-- begin DATASET RECORDS --
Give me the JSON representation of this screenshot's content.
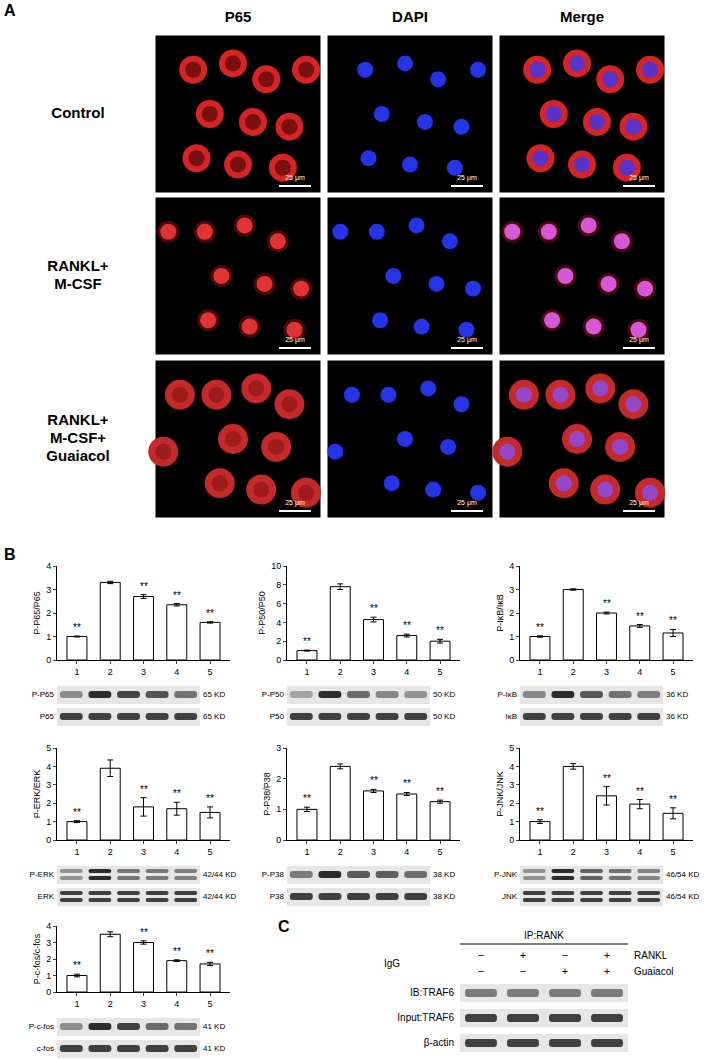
{
  "panel_a": {
    "letter": "A",
    "columns": [
      "P65",
      "DAPI",
      "Merge"
    ],
    "rows": [
      [
        "Control"
      ],
      [
        "RANKL+",
        "M-CSF"
      ],
      [
        "RANKL+",
        "M-CSF+",
        "Guaiacol"
      ]
    ],
    "scale_bar": "25 μm"
  },
  "panel_b": {
    "letter": "B",
    "blots": [
      [
        {
          "label": "P-P65",
          "size": "65 KD"
        },
        {
          "label": "P65",
          "size": "65 KD"
        }
      ],
      [
        {
          "label": "P-P50",
          "size": "50 KD"
        },
        {
          "label": "P50",
          "size": "50 KD"
        }
      ],
      [
        {
          "label": "P-IκB",
          "size": "36 KD"
        },
        {
          "label": "IκB",
          "size": "36 KD"
        }
      ],
      [
        {
          "label": "P-ERK",
          "size": "42/44 KD"
        },
        {
          "label": "ERK",
          "size": "42/44 KD"
        }
      ],
      [
        {
          "label": "P-P38",
          "size": "38 KD"
        },
        {
          "label": "P38",
          "size": "38 KD"
        }
      ],
      [
        {
          "label": "P-JNK",
          "size": "46/54 KD"
        },
        {
          "label": "JNK",
          "size": "46/54 KD"
        }
      ],
      [
        {
          "label": "P-c-fos",
          "size": "41 KD"
        },
        {
          "label": "c-fos",
          "size": "41 KD"
        }
      ]
    ]
  },
  "chart_data": [
    {
      "type": "bar",
      "y_label": "P-P65/P65",
      "categories": [
        "1",
        "2",
        "3",
        "4",
        "5"
      ],
      "values": [
        1,
        3.3,
        2.7,
        2.35,
        1.6
      ],
      "errors": [
        0.02,
        0.05,
        0.08,
        0.05,
        0.03
      ],
      "significance": [
        "**",
        null,
        "**",
        "**",
        "**"
      ],
      "color": "#ffffff",
      "ylim": [
        0,
        4
      ],
      "yticks": [
        0,
        1,
        2,
        3,
        4
      ],
      "grid": false
    },
    {
      "type": "bar",
      "y_label": "P-P50/P50",
      "categories": [
        "1",
        "2",
        "3",
        "4",
        "5"
      ],
      "values": [
        1,
        7.8,
        4.3,
        2.6,
        2.0
      ],
      "errors": [
        0.05,
        0.3,
        0.25,
        0.15,
        0.2
      ],
      "significance": [
        "**",
        null,
        "**",
        "**",
        "**"
      ],
      "color": "#ffffff",
      "ylim": [
        0,
        10
      ],
      "yticks": [
        0,
        2,
        4,
        6,
        8,
        10
      ],
      "grid": false
    },
    {
      "type": "bar",
      "y_label": "P-IκB/IκB",
      "categories": [
        "1",
        "2",
        "3",
        "4",
        "5"
      ],
      "values": [
        1,
        3.0,
        2.0,
        1.45,
        1.15
      ],
      "errors": [
        0.03,
        0.03,
        0.04,
        0.06,
        0.15
      ],
      "significance": [
        "**",
        null,
        "**",
        "**",
        "**"
      ],
      "color": "#ffffff",
      "ylim": [
        0,
        4
      ],
      "yticks": [
        0,
        1,
        2,
        3,
        4
      ],
      "grid": false
    },
    {
      "type": "bar",
      "y_label": "P-ERK/ERK",
      "categories": [
        "1",
        "2",
        "3",
        "4",
        "5"
      ],
      "values": [
        1,
        3.9,
        1.8,
        1.7,
        1.5
      ],
      "errors": [
        0.05,
        0.45,
        0.5,
        0.35,
        0.3
      ],
      "significance": [
        "**",
        null,
        "**",
        "**",
        "**"
      ],
      "color": "#ffffff",
      "ylim": [
        0,
        5
      ],
      "yticks": [
        0,
        1,
        2,
        3,
        4,
        5
      ],
      "grid": false
    },
    {
      "type": "bar",
      "y_label": "P-P38/P38",
      "categories": [
        "1",
        "2",
        "3",
        "4",
        "5"
      ],
      "values": [
        1,
        2.4,
        1.6,
        1.5,
        1.25
      ],
      "errors": [
        0.07,
        0.08,
        0.05,
        0.05,
        0.05
      ],
      "significance": [
        "**",
        null,
        "**",
        "**",
        "**"
      ],
      "color": "#ffffff",
      "ylim": [
        0,
        3
      ],
      "yticks": [
        0,
        1,
        2,
        3
      ],
      "grid": false
    },
    {
      "type": "bar",
      "y_label": "P-JNK/JNK",
      "categories": [
        "1",
        "2",
        "3",
        "4",
        "5"
      ],
      "values": [
        1,
        4.0,
        2.4,
        1.95,
        1.45
      ],
      "errors": [
        0.1,
        0.15,
        0.5,
        0.25,
        0.3
      ],
      "significance": [
        "**",
        null,
        "**",
        "**",
        "**"
      ],
      "color": "#ffffff",
      "ylim": [
        0,
        5
      ],
      "yticks": [
        0,
        1,
        2,
        3,
        4,
        5
      ],
      "grid": false
    },
    {
      "type": "bar",
      "y_label": "P-c-fos/c-fos",
      "categories": [
        "1",
        "2",
        "3",
        "4",
        "5"
      ],
      "values": [
        1,
        3.5,
        3.0,
        1.9,
        1.7
      ],
      "errors": [
        0.08,
        0.15,
        0.1,
        0.05,
        0.1
      ],
      "significance": [
        "**",
        null,
        "**",
        "**",
        "**"
      ],
      "color": "#ffffff",
      "ylim": [
        0,
        4
      ],
      "yticks": [
        0,
        1,
        2,
        3,
        4
      ],
      "grid": false
    }
  ],
  "panel_c": {
    "letter": "C",
    "ip": "IP:RANK",
    "left_label": "IgG",
    "treatments": [
      {
        "label": "RANKL",
        "signs": [
          "−",
          "+",
          "−",
          "+"
        ]
      },
      {
        "label": "Guaiacol",
        "signs": [
          "−",
          "−",
          "+",
          "+"
        ]
      }
    ],
    "blots": [
      "IB:TRAF6",
      "Input:TRAF6",
      "β-actin"
    ]
  }
}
-- end DATASET RECORDS --
#### TASK GOAL
Your copy of the data should match it exactly, except that pictures are left out.

#### FULL SOLUTION
Give me the JSON representation of this screenshot's content.
{
  "panel_a": {
    "letter": "A",
    "columns": [
      "P65",
      "DAPI",
      "Merge"
    ],
    "rows": [
      [
        "Control"
      ],
      [
        "RANKL+",
        "M-CSF"
      ],
      [
        "RANKL+",
        "M-CSF+",
        "Guaiacol"
      ]
    ],
    "scale_bar": "25 μm"
  },
  "panel_b": {
    "letter": "B",
    "blots": [
      [
        {
          "label": "P-P65",
          "size": "65 KD"
        },
        {
          "label": "P65",
          "size": "65 KD"
        }
      ],
      [
        {
          "label": "P-P50",
          "size": "50 KD"
        },
        {
          "label": "P50",
          "size": "50 KD"
        }
      ],
      [
        {
          "label": "P-IκB",
          "size": "36 KD"
        },
        {
          "label": "IκB",
          "size": "36 KD"
        }
      ],
      [
        {
          "label": "P-ERK",
          "size": "42/44 KD"
        },
        {
          "label": "ERK",
          "size": "42/44 KD"
        }
      ],
      [
        {
          "label": "P-P38",
          "size": "38 KD"
        },
        {
          "label": "P38",
          "size": "38 KD"
        }
      ],
      [
        {
          "label": "P-JNK",
          "size": "46/54 KD"
        },
        {
          "label": "JNK",
          "size": "46/54 KD"
        }
      ],
      [
        {
          "label": "P-c-fos",
          "size": "41 KD"
        },
        {
          "label": "c-fos",
          "size": "41 KD"
        }
      ]
    ]
  },
  "chart_data": [
    {
      "type": "bar",
      "y_label": "P-P65/P65",
      "categories": [
        "1",
        "2",
        "3",
        "4",
        "5"
      ],
      "values": [
        1,
        3.3,
        2.7,
        2.35,
        1.6
      ],
      "errors": [
        0.02,
        0.05,
        0.08,
        0.05,
        0.03
      ],
      "significance": [
        "**",
        null,
        "**",
        "**",
        "**"
      ],
      "color": "#ffffff",
      "ylim": [
        0,
        4
      ],
      "yticks": [
        0,
        1,
        2,
        3,
        4
      ],
      "grid": false
    },
    {
      "type": "bar",
      "y_label": "P-P50/P50",
      "categories": [
        "1",
        "2",
        "3",
        "4",
        "5"
      ],
      "values": [
        1,
        7.8,
        4.3,
        2.6,
        2.0
      ],
      "errors": [
        0.05,
        0.3,
        0.25,
        0.15,
        0.2
      ],
      "significance": [
        "**",
        null,
        "**",
        "**",
        "**"
      ],
      "color": "#ffffff",
      "ylim": [
        0,
        10
      ],
      "yticks": [
        0,
        2,
        4,
        6,
        8,
        10
      ],
      "grid": false
    },
    {
      "type": "bar",
      "y_label": "P-IκB/IκB",
      "categories": [
        "1",
        "2",
        "3",
        "4",
        "5"
      ],
      "values": [
        1,
        3.0,
        2.0,
        1.45,
        1.15
      ],
      "errors": [
        0.03,
        0.03,
        0.04,
        0.06,
        0.15
      ],
      "significance": [
        "**",
        null,
        "**",
        "**",
        "**"
      ],
      "color": "#ffffff",
      "ylim": [
        0,
        4
      ],
      "yticks": [
        0,
        1,
        2,
        3,
        4
      ],
      "grid": false
    },
    {
      "type": "bar",
      "y_label": "P-ERK/ERK",
      "categories": [
        "1",
        "2",
        "3",
        "4",
        "5"
      ],
      "values": [
        1,
        3.9,
        1.8,
        1.7,
        1.5
      ],
      "errors": [
        0.05,
        0.45,
        0.5,
        0.35,
        0.3
      ],
      "significance": [
        "**",
        null,
        "**",
        "**",
        "**"
      ],
      "color": "#ffffff",
      "ylim": [
        0,
        5
      ],
      "yticks": [
        0,
        1,
        2,
        3,
        4,
        5
      ],
      "grid": false
    },
    {
      "type": "bar",
      "y_label": "P-P38/P38",
      "categories": [
        "1",
        "2",
        "3",
        "4",
        "5"
      ],
      "values": [
        1,
        2.4,
        1.6,
        1.5,
        1.25
      ],
      "errors": [
        0.07,
        0.08,
        0.05,
        0.05,
        0.05
      ],
      "significance": [
        "**",
        null,
        "**",
        "**",
        "**"
      ],
      "color": "#ffffff",
      "ylim": [
        0,
        3
      ],
      "yticks": [
        0,
        1,
        2,
        3
      ],
      "grid": false
    },
    {
      "type": "bar",
      "y_label": "P-JNK/JNK",
      "categories": [
        "1",
        "2",
        "3",
        "4",
        "5"
      ],
      "values": [
        1,
        4.0,
        2.4,
        1.95,
        1.45
      ],
      "errors": [
        0.1,
        0.15,
        0.5,
        0.25,
        0.3
      ],
      "significance": [
        "**",
        null,
        "**",
        "**",
        "**"
      ],
      "color": "#ffffff",
      "ylim": [
        0,
        5
      ],
      "yticks": [
        0,
        1,
        2,
        3,
        4,
        5
      ],
      "grid": false
    },
    {
      "type": "bar",
      "y_label": "P-c-fos/c-fos",
      "categories": [
        "1",
        "2",
        "3",
        "4",
        "5"
      ],
      "values": [
        1,
        3.5,
        3.0,
        1.9,
        1.7
      ],
      "errors": [
        0.08,
        0.15,
        0.1,
        0.05,
        0.1
      ],
      "significance": [
        "**",
        null,
        "**",
        "**",
        "**"
      ],
      "color": "#ffffff",
      "ylim": [
        0,
        4
      ],
      "yticks": [
        0,
        1,
        2,
        3,
        4
      ],
      "grid": false
    }
  ],
  "panel_c": {
    "letter": "C",
    "ip": "IP:RANK",
    "left_label": "IgG",
    "treatments": [
      {
        "label": "RANKL",
        "signs": [
          "−",
          "+",
          "−",
          "+"
        ]
      },
      {
        "label": "Guaiacol",
        "signs": [
          "−",
          "−",
          "+",
          "+"
        ]
      }
    ],
    "blots": [
      "IB:TRAF6",
      "Input:TRAF6",
      "β-actin"
    ]
  }
}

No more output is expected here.